# Supplied material
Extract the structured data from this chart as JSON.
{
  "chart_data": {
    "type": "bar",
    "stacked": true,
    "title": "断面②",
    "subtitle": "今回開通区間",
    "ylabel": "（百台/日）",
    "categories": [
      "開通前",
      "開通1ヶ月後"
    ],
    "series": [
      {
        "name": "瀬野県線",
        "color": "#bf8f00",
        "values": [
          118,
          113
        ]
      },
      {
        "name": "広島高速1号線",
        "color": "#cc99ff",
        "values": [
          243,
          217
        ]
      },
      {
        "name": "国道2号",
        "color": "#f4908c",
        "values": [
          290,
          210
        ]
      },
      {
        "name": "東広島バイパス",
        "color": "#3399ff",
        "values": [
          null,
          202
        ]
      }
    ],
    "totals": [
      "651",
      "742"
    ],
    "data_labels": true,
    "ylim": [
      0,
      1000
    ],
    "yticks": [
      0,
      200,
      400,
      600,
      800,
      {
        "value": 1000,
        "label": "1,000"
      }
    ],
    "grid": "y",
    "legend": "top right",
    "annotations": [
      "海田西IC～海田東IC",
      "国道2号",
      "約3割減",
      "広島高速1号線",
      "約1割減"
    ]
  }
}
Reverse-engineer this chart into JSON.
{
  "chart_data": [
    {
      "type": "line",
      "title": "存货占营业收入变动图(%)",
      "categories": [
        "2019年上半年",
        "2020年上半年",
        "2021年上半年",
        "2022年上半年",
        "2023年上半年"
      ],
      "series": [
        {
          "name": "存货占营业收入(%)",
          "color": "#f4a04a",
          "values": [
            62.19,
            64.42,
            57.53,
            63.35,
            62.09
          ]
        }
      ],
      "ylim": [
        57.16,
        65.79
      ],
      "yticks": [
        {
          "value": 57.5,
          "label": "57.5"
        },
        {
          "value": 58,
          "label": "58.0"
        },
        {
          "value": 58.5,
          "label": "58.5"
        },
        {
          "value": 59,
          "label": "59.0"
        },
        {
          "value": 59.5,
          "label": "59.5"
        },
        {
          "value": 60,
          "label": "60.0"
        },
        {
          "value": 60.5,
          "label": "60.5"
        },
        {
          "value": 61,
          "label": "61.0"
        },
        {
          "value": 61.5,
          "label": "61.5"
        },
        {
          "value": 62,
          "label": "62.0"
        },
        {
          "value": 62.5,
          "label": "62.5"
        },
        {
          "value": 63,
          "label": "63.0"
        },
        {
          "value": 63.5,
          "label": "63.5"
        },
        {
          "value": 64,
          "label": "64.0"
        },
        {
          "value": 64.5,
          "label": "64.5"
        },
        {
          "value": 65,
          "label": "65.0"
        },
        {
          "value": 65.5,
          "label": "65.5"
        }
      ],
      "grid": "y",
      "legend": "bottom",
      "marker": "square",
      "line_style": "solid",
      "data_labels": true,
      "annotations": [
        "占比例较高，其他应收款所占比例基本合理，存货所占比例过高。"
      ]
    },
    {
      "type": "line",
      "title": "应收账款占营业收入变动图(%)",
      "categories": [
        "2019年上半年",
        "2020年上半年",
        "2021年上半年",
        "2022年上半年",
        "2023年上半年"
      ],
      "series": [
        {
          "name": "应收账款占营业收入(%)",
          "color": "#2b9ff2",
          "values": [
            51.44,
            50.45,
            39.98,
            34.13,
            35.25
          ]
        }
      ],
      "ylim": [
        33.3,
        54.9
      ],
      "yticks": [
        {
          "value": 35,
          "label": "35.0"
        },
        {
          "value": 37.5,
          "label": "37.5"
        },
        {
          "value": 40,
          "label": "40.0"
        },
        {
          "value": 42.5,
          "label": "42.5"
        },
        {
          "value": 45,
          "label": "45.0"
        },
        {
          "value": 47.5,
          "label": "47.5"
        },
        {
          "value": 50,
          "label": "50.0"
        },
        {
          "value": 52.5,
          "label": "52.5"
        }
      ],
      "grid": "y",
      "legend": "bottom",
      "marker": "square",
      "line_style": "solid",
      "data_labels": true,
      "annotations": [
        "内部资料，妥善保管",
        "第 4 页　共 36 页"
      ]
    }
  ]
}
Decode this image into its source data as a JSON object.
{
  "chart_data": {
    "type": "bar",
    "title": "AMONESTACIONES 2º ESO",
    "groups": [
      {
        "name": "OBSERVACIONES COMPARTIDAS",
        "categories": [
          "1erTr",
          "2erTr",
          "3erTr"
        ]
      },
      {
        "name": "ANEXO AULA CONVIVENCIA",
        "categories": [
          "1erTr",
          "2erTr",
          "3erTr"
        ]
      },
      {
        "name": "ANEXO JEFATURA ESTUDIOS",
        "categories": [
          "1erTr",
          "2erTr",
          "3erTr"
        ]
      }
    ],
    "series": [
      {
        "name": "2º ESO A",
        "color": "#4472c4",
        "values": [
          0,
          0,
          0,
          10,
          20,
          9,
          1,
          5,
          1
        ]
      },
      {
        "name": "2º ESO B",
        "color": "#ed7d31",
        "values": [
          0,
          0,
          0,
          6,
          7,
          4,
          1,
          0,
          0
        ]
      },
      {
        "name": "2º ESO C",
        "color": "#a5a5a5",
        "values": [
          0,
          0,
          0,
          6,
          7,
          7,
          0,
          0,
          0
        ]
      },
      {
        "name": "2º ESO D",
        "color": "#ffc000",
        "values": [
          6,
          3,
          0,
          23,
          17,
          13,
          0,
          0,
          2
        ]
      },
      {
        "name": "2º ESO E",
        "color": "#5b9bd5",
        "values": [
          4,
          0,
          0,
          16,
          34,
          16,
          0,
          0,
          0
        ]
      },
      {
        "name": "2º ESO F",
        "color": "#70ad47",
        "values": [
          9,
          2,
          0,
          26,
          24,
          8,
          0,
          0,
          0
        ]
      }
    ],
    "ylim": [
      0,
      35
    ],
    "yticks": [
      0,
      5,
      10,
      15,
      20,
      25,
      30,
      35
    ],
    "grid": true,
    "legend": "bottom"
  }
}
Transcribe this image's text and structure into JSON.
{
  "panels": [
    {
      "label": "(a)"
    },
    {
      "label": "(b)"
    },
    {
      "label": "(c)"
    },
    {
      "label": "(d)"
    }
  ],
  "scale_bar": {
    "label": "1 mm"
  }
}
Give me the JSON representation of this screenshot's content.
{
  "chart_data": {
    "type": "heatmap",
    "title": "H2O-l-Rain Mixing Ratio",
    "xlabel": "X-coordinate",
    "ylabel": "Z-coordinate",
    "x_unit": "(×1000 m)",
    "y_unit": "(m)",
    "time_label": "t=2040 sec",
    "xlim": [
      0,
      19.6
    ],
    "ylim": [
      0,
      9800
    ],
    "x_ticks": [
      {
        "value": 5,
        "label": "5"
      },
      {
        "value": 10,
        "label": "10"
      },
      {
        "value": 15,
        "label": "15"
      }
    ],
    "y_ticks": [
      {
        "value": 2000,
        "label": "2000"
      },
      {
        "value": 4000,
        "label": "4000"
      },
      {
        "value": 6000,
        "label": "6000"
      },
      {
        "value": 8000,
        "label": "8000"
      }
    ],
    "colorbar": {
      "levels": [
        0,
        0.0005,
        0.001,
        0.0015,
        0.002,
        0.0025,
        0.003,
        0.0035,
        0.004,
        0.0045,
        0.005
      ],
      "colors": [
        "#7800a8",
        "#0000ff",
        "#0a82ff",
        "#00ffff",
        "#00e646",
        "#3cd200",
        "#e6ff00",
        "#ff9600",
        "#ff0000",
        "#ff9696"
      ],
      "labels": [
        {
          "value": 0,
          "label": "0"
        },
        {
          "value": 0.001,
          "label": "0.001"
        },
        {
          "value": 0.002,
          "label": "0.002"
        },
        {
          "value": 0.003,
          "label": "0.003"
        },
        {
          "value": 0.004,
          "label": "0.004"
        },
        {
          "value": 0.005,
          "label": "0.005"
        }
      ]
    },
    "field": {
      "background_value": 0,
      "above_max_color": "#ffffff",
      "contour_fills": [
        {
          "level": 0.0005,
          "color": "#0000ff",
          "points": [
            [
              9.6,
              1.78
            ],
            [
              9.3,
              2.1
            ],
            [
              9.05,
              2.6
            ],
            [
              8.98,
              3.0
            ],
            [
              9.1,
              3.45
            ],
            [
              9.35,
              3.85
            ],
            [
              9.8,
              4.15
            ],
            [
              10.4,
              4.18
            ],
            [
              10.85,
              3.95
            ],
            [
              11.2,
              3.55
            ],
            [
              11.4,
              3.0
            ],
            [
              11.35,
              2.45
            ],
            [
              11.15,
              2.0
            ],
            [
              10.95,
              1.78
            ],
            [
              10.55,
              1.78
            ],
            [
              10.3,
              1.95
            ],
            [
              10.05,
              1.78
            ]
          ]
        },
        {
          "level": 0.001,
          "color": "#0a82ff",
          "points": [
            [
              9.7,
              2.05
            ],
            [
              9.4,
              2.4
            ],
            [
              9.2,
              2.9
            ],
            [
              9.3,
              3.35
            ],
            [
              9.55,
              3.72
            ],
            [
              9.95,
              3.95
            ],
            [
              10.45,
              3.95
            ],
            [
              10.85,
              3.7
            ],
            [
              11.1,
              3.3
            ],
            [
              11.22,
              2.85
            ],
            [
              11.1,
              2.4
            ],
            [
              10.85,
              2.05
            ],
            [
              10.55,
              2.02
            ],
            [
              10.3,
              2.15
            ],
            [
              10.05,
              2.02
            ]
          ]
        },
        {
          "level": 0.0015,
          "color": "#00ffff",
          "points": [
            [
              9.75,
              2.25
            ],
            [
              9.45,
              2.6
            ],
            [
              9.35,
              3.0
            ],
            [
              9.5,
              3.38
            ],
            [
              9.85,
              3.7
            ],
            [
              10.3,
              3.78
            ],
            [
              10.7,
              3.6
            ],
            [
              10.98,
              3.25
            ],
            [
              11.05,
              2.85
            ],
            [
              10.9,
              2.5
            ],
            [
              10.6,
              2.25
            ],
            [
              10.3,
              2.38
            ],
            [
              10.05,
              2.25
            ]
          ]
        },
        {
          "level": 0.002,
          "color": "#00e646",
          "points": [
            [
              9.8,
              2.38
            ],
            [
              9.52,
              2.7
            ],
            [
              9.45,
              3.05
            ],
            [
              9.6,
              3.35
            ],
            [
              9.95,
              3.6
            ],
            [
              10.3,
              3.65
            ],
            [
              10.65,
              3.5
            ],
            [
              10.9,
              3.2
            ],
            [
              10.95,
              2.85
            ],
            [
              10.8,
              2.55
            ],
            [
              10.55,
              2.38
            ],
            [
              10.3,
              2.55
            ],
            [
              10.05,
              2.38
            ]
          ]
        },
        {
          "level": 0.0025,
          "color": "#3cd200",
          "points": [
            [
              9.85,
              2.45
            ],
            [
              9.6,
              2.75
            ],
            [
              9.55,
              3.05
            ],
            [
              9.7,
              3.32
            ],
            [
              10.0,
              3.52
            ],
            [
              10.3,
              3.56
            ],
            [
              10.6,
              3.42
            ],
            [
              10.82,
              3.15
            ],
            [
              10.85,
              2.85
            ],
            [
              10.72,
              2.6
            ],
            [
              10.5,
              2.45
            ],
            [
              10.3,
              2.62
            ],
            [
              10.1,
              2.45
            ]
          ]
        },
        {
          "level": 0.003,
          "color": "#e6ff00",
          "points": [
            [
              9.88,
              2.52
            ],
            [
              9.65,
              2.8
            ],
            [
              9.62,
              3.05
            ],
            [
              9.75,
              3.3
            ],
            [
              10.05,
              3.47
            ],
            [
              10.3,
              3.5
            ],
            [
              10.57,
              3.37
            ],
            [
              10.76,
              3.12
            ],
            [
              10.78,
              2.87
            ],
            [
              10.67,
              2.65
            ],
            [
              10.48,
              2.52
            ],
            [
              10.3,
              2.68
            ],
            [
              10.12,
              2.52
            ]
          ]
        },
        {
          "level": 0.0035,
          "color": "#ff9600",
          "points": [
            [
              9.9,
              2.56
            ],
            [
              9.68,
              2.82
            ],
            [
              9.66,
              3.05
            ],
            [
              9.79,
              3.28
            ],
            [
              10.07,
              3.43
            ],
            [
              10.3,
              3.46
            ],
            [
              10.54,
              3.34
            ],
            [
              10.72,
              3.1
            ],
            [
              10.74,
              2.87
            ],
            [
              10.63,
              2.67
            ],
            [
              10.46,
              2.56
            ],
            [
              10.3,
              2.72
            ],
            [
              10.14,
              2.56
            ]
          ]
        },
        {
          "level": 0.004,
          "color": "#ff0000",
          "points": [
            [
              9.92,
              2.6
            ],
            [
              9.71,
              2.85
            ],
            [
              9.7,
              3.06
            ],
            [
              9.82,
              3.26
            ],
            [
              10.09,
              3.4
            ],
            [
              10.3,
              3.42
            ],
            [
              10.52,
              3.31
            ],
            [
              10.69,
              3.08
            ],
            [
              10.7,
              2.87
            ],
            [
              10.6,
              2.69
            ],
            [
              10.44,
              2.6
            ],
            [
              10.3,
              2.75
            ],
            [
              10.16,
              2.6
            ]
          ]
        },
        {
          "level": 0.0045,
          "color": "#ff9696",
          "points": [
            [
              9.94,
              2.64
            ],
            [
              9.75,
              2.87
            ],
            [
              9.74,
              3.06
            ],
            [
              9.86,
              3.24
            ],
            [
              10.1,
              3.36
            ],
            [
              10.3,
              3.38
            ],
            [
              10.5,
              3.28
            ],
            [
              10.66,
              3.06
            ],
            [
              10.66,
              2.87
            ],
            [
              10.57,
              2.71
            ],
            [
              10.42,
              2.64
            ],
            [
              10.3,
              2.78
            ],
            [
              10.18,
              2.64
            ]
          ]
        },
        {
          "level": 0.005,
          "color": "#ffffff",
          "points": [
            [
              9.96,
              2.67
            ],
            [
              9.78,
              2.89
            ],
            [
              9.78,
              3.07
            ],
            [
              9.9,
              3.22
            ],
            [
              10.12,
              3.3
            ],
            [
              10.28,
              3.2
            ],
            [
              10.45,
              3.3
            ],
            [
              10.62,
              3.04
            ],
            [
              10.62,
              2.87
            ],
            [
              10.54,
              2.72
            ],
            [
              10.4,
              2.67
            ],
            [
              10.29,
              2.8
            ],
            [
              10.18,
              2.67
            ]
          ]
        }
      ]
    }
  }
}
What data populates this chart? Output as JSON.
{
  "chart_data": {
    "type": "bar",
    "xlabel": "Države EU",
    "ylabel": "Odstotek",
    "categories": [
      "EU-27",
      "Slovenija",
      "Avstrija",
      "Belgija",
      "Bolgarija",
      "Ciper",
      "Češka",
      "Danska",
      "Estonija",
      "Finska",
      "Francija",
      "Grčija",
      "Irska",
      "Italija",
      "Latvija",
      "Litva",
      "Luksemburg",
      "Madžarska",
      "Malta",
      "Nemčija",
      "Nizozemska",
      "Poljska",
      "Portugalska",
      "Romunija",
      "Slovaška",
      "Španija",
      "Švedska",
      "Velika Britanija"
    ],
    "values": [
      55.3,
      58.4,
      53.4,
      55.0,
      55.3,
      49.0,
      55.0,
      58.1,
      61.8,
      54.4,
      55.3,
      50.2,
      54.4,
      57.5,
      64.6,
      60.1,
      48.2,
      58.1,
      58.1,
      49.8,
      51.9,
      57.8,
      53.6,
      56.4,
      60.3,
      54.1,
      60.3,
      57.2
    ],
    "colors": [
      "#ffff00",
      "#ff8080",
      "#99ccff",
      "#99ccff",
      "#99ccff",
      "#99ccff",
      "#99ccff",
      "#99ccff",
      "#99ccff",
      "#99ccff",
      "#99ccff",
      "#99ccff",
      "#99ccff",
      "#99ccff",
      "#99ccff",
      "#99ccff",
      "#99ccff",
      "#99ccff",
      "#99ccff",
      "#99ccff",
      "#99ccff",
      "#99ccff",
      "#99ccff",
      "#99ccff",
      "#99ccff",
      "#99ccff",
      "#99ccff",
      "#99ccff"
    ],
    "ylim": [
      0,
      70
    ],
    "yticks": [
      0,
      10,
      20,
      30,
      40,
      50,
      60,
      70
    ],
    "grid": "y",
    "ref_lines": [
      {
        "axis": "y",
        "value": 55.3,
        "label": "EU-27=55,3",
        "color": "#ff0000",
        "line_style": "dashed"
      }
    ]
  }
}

# Problem statement
State how many lines of the listing hold the string "ANEXO"; reply with the number and nothing else.

# Output for this exercise
2